§ **GIVEN INSTRUCTION**
Examine the records and identify each line that includes the string "backscattering". Copy those lines.

§ **SUPPLIED ENTRIES**
+ + + + + + +
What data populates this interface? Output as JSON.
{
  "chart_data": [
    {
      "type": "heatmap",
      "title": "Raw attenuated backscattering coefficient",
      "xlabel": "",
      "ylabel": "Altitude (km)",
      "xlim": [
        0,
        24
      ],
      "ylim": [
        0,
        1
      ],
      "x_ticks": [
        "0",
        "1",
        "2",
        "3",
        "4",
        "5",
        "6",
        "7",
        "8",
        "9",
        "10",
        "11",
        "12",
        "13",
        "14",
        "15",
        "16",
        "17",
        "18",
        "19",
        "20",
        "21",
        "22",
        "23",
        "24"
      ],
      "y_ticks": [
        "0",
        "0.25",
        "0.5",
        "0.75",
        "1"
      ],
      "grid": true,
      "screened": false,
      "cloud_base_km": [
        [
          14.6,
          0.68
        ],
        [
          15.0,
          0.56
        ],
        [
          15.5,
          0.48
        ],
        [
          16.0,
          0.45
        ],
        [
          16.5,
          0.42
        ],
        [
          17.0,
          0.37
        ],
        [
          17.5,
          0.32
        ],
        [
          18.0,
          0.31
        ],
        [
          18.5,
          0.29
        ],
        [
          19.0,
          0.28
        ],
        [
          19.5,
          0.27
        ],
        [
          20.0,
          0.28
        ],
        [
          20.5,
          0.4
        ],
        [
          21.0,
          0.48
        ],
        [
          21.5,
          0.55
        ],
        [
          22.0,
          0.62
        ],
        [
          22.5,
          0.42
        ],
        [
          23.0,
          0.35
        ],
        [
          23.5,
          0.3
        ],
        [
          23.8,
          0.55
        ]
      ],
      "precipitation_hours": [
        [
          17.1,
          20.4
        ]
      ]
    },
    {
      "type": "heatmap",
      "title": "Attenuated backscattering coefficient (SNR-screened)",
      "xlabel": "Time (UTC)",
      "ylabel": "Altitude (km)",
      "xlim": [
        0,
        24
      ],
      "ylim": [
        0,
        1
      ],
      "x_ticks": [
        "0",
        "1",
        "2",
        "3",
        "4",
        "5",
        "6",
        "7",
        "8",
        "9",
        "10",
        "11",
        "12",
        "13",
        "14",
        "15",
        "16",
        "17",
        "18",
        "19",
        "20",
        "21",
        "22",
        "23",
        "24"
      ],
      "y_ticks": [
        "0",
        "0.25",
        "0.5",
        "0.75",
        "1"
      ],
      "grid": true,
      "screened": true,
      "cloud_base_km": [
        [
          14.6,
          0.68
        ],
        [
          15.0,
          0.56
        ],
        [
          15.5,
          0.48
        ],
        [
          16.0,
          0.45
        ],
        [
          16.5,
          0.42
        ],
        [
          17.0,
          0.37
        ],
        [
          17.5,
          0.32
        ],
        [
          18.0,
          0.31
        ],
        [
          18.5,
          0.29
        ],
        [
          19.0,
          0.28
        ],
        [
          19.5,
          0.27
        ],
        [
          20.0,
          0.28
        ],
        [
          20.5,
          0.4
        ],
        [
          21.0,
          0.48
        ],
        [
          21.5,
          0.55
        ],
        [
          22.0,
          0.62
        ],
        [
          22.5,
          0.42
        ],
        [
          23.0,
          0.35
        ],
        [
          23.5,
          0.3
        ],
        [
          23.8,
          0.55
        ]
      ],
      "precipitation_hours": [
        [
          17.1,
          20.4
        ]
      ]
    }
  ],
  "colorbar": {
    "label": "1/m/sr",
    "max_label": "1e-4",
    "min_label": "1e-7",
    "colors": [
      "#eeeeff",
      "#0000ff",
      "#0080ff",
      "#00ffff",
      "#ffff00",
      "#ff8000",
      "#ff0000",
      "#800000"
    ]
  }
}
+ + + + + + +
§ **REPLY TO THE TASK**
      "title": "Raw attenuated backscattering coefficient",
      "title": "Attenuated backscattering coefficient (SNR-screened)",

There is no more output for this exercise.